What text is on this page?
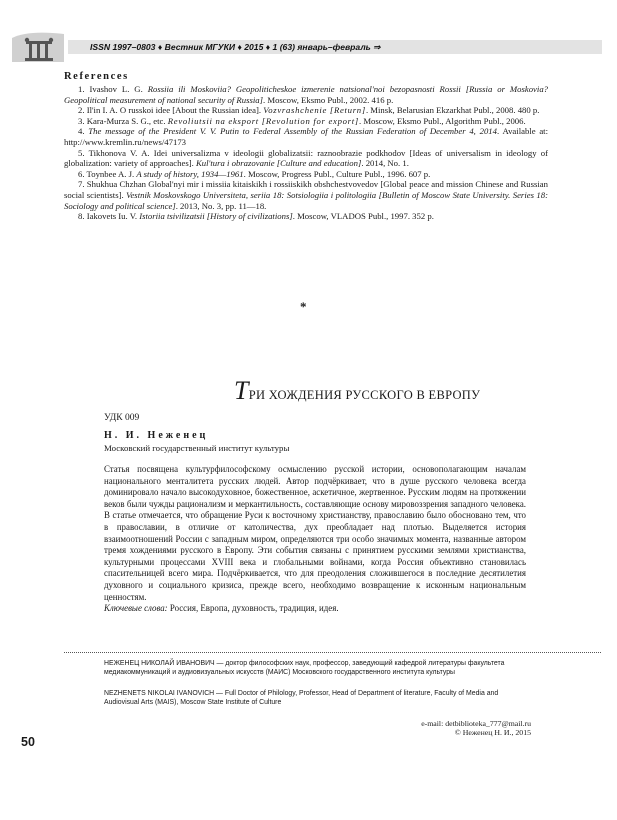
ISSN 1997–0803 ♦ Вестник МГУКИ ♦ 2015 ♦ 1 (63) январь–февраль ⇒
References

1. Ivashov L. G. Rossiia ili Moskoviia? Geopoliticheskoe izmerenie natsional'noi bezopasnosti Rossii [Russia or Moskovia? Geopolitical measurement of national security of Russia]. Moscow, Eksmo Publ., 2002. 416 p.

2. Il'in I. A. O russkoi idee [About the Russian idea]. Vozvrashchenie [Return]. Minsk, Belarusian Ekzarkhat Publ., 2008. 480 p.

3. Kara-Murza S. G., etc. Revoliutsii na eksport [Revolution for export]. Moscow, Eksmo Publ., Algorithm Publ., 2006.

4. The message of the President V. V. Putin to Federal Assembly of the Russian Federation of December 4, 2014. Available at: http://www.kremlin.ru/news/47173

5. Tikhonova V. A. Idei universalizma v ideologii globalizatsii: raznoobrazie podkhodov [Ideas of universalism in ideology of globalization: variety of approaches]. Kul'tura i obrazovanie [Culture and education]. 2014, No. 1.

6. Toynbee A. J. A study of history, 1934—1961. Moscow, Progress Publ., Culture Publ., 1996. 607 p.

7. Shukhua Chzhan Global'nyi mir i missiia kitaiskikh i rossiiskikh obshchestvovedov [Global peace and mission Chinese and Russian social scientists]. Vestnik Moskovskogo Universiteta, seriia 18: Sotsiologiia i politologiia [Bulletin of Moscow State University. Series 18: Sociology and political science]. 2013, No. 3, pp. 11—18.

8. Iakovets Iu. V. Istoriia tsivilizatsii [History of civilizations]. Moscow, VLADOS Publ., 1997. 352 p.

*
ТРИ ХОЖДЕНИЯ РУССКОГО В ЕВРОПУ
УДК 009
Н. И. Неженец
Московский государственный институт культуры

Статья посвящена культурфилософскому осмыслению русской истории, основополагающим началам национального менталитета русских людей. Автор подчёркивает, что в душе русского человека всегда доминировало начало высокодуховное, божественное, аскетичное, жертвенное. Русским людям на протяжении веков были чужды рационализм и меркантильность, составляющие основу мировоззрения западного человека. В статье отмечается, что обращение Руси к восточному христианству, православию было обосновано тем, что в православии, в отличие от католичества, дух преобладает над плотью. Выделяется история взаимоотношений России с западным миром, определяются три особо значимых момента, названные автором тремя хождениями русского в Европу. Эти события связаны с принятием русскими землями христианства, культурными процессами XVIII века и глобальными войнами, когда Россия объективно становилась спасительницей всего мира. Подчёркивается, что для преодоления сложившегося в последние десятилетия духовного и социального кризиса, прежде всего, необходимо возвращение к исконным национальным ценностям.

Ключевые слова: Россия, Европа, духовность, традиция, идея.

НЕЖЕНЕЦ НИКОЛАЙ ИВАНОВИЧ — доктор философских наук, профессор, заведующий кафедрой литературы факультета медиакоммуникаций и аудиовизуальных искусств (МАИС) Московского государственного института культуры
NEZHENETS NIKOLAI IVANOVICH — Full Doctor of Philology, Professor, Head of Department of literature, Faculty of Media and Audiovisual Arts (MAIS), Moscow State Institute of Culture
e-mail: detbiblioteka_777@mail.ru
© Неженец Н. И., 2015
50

§ §

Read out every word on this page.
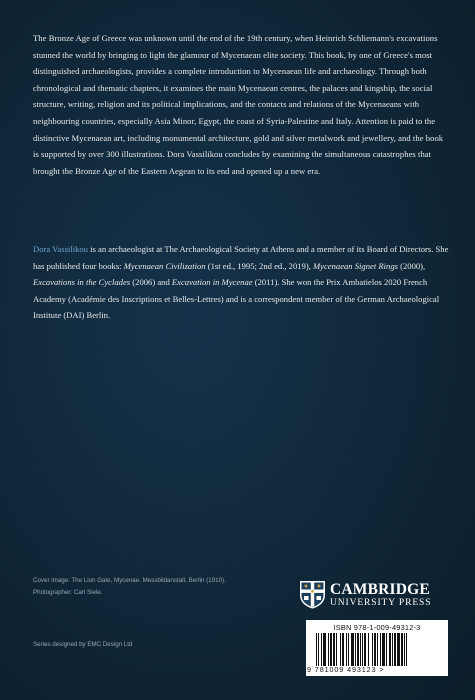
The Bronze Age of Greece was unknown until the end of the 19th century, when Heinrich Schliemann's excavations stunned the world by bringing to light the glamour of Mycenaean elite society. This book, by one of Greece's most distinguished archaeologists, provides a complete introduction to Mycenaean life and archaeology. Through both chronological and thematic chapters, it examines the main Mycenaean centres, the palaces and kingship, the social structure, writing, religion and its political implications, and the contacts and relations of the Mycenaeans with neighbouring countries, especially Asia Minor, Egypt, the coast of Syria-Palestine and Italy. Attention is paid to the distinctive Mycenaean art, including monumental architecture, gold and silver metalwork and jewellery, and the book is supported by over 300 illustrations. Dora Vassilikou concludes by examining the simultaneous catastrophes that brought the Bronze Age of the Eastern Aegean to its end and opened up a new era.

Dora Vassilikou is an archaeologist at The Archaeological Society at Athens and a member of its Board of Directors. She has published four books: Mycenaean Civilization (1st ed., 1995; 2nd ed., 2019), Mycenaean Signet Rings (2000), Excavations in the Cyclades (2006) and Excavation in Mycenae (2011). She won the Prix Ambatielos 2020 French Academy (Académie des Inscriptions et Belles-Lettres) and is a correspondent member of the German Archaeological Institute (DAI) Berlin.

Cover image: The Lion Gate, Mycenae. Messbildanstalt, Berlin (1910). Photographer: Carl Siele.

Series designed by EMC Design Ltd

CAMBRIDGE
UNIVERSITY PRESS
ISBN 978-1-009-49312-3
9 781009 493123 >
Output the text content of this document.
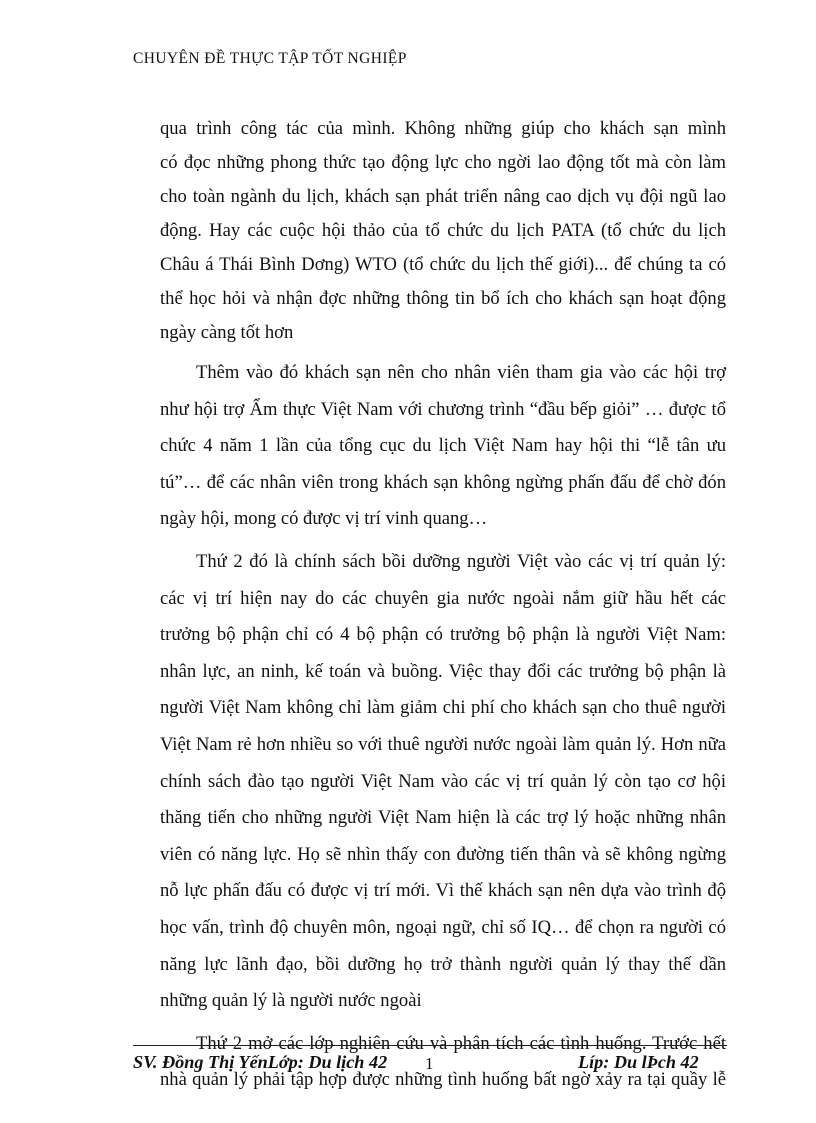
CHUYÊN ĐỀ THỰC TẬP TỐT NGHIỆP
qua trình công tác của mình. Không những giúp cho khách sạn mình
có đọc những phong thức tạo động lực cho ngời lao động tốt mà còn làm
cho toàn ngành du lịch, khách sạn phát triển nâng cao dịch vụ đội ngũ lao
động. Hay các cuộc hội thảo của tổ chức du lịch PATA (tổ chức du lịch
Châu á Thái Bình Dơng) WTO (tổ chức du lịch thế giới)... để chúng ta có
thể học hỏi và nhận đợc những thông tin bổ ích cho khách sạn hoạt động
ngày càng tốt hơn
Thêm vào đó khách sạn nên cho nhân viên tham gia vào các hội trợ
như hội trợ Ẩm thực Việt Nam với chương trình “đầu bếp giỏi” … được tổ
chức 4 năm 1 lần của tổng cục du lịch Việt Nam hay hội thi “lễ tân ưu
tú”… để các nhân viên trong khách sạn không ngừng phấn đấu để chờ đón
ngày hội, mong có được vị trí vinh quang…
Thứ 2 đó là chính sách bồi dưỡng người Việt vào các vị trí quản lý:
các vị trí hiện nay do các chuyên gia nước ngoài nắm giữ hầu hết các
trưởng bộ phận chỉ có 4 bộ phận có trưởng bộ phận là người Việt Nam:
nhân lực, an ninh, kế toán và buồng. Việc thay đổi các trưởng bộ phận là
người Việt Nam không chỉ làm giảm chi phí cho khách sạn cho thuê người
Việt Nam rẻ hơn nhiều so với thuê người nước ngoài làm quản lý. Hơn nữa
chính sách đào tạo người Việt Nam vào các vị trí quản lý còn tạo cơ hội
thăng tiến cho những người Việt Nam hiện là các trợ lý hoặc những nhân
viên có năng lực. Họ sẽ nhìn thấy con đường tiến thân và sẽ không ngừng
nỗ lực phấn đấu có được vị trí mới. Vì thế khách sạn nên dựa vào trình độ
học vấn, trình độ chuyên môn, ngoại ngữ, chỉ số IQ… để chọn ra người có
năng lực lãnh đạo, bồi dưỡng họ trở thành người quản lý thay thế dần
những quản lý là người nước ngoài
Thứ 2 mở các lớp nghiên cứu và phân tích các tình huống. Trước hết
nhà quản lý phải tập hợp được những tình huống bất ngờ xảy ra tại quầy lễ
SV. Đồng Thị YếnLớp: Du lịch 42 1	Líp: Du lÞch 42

§ §

Answer with one number: how many lines of the entries above include the word "ngoài".

SOLUTION FOR THIS TASK
3